(Chart and figure data)
'''
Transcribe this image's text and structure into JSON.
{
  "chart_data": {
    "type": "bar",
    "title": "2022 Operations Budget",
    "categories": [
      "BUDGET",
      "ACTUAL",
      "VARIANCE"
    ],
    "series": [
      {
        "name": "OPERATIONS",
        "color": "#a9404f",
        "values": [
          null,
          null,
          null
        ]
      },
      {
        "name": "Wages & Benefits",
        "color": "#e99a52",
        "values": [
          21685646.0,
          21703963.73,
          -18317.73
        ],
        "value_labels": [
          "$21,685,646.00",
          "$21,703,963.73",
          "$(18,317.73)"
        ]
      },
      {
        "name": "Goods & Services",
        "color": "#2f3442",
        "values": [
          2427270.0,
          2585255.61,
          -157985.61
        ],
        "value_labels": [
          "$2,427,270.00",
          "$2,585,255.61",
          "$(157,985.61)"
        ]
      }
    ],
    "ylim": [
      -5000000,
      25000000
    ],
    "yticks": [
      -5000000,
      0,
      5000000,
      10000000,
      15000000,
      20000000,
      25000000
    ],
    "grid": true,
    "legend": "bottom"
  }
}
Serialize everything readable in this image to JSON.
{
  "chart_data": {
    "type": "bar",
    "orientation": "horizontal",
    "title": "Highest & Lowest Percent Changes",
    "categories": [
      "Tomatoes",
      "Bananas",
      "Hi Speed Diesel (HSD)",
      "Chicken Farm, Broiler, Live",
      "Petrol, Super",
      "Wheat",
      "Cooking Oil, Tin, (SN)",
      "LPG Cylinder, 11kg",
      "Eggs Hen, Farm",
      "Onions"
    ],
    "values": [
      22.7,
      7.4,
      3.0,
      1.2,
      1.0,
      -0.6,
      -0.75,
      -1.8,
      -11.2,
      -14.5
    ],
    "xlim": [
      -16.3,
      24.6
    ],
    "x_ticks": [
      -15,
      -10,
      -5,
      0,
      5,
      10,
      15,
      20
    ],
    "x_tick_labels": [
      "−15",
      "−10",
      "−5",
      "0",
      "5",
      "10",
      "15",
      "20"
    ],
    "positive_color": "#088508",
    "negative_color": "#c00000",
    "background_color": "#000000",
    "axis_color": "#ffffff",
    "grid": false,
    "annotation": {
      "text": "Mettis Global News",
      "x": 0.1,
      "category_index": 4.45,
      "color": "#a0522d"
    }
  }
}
'''
What the exercise asks: Write out the entries above once more, without altering anything.

Exercise answer:
Transcribe this image's text and structure into JSON.
{
  "chart_data": {
    "type": "bar",
    "title": "2022 Operations Budget",
    "categories": [
      "BUDGET",
      "ACTUAL",
      "VARIANCE"
    ],
    "series": [
      {
        "name": "OPERATIONS",
        "color": "#a9404f",
        "values": [
          null,
          null,
          null
        ]
      },
      {
        "name": "Wages & Benefits",
        "color": "#e99a52",
        "values": [
          21685646.0,
          21703963.73,
          -18317.73
        ],
        "value_labels": [
          "$21,685,646.00",
          "$21,703,963.73",
          "$(18,317.73)"
        ]
      },
      {
        "name": "Goods & Services",
        "color": "#2f3442",
        "values": [
          2427270.0,
          2585255.61,
          -157985.61
        ],
        "value_labels": [
          "$2,427,270.00",
          "$2,585,255.61",
          "$(157,985.61)"
        ]
      }
    ],
    "ylim": [
      -5000000,
      25000000
    ],
    "yticks": [
      -5000000,
      0,
      5000000,
      10000000,
      15000000,
      20000000,
      25000000
    ],
    "grid": true,
    "legend": "bottom"
  }
}
Serialize everything readable in this image to JSON.
{
  "chart_data": {
    "type": "bar",
    "orientation": "horizontal",
    "title": "Highest & Lowest Percent Changes",
    "categories": [
      "Tomatoes",
      "Bananas",
      "Hi Speed Diesel (HSD)",
      "Chicken Farm, Broiler, Live",
      "Petrol, Super",
      "Wheat",
      "Cooking Oil, Tin, (SN)",
      "LPG Cylinder, 11kg",
      "Eggs Hen, Farm",
      "Onions"
    ],
    "values": [
      22.7,
      7.4,
      3.0,
      1.2,
      1.0,
      -0.6,
      -0.75,
      -1.8,
      -11.2,
      -14.5
    ],
    "xlim": [
      -16.3,
      24.6
    ],
    "x_ticks": [
      -15,
      -10,
      -5,
      0,
      5,
      10,
      15,
      20
    ],
    "x_tick_labels": [
      "−15",
      "−10",
      "−5",
      "0",
      "5",
      "10",
      "15",
      "20"
    ],
    "positive_color": "#088508",
    "negative_color": "#c00000",
    "background_color": "#000000",
    "axis_color": "#ffffff",
    "grid": false,
    "annotation": {
      "text": "Mettis Global News",
      "x": 0.1,
      "category_index": 4.45,
      "color": "#a0522d"
    }
  }
}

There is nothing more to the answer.